EXERCISE TASK ▸
In the records below, find the line containing "Decode this image"; copy exactly that line and all lines after it to the end, and nothing else.

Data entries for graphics
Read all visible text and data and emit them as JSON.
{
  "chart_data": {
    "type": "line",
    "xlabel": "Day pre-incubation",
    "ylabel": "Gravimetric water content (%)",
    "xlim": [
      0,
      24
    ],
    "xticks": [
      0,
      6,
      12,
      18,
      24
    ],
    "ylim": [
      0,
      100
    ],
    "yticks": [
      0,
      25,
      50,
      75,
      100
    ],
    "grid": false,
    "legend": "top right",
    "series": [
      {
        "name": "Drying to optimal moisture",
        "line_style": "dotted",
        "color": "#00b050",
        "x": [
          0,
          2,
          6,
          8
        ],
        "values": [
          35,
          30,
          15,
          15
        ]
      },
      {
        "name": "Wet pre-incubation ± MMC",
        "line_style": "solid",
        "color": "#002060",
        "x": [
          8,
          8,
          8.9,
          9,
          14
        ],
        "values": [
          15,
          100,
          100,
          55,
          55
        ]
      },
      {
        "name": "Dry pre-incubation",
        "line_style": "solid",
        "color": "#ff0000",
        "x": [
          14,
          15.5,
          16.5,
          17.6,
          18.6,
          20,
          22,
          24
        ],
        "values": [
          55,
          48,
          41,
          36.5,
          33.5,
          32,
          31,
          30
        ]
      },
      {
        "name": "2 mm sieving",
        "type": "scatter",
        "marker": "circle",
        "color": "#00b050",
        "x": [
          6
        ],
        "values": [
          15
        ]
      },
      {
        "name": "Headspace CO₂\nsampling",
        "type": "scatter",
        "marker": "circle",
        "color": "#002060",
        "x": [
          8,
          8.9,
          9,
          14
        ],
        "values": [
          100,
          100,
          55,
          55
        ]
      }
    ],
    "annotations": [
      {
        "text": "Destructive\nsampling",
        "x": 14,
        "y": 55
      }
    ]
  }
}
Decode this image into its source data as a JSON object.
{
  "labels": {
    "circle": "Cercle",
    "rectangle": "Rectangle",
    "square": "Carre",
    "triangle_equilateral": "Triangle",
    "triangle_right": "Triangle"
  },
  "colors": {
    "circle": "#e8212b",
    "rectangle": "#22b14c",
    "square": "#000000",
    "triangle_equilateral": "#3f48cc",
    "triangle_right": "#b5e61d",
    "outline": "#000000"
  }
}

EXERCISE SOLUTION ▸
Decode this image into its source data as a JSON object.
{
  "labels": {
    "circle": "Cercle",
    "rectangle": "Rectangle",
    "square": "Carre",
    "triangle_equilateral": "Triangle",
    "triangle_right": "Triangle"
  },
  "colors": {
    "circle": "#e8212b",
    "rectangle": "#22b14c",
    "square": "#000000",
    "triangle_equilateral": "#3f48cc",
    "triangle_right": "#b5e61d",
    "outline": "#000000"
  }
}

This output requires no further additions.